**Description of the task**
Check every line below for the word "Broadcasting" and copy each one that has it.

[Dataset entries]
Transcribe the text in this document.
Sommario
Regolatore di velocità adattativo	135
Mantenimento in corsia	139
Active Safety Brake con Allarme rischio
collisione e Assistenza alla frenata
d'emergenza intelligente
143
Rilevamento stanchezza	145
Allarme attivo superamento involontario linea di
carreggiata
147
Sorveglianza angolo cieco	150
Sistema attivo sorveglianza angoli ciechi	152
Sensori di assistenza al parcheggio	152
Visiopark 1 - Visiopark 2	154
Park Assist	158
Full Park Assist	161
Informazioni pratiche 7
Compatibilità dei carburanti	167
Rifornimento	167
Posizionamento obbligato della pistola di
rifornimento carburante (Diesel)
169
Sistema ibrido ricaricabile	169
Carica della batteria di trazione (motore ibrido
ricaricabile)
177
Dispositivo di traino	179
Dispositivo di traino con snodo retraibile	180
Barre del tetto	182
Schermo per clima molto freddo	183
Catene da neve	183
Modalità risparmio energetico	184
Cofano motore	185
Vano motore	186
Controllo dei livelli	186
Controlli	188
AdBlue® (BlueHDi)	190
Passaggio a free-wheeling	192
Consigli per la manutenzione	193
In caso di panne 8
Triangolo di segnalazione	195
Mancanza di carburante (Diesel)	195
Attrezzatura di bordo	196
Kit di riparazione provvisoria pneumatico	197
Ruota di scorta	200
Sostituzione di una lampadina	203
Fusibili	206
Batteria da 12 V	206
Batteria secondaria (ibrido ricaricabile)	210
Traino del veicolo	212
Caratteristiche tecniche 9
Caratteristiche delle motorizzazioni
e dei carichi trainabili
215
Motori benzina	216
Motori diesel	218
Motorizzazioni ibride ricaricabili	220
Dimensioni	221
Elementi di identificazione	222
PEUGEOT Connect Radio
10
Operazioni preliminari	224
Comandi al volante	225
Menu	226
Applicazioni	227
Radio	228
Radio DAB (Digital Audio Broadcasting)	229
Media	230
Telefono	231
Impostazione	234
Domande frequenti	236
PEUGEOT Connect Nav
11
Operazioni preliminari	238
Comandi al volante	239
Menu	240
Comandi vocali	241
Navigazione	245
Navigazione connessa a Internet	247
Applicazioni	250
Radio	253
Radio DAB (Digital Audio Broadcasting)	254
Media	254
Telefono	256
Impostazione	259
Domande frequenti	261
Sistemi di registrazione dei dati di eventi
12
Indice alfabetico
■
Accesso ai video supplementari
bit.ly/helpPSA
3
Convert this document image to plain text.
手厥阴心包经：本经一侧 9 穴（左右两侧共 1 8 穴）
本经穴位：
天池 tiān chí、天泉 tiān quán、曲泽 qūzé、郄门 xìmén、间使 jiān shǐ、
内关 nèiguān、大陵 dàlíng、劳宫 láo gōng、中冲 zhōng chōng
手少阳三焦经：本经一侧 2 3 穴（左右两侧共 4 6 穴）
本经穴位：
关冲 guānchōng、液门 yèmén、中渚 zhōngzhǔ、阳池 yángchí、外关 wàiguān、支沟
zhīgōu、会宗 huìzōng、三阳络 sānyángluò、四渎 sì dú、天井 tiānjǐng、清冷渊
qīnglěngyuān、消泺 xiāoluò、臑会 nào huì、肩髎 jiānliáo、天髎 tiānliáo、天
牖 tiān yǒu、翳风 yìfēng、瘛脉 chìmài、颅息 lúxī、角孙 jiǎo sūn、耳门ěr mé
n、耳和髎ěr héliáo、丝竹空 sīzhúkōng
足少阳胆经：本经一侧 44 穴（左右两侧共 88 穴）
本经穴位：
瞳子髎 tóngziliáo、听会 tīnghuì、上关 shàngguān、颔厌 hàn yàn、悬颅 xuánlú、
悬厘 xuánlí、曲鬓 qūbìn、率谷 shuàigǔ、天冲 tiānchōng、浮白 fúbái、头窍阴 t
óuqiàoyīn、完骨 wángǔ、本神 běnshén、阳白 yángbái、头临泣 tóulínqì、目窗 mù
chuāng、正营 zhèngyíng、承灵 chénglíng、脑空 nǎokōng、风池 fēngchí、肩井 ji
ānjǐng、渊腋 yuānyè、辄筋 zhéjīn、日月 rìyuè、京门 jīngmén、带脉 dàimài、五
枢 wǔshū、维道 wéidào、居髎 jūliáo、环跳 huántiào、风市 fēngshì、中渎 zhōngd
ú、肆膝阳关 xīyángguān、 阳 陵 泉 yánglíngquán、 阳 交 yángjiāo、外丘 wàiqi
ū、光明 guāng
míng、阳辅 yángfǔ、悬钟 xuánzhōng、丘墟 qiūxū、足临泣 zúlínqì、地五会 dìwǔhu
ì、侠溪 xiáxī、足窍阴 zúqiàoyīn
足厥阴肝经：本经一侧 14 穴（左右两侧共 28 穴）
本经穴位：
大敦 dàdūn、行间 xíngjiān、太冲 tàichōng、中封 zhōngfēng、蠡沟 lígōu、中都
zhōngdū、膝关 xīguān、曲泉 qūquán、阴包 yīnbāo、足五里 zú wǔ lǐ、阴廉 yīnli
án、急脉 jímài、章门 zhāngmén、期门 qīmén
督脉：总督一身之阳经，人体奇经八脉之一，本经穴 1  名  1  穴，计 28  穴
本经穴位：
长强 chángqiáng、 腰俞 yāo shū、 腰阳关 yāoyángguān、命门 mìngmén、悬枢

**Output**
Radio DAB (Digital Audio Broadcasting)	229
Radio DAB (Digital Audio Broadcasting)	254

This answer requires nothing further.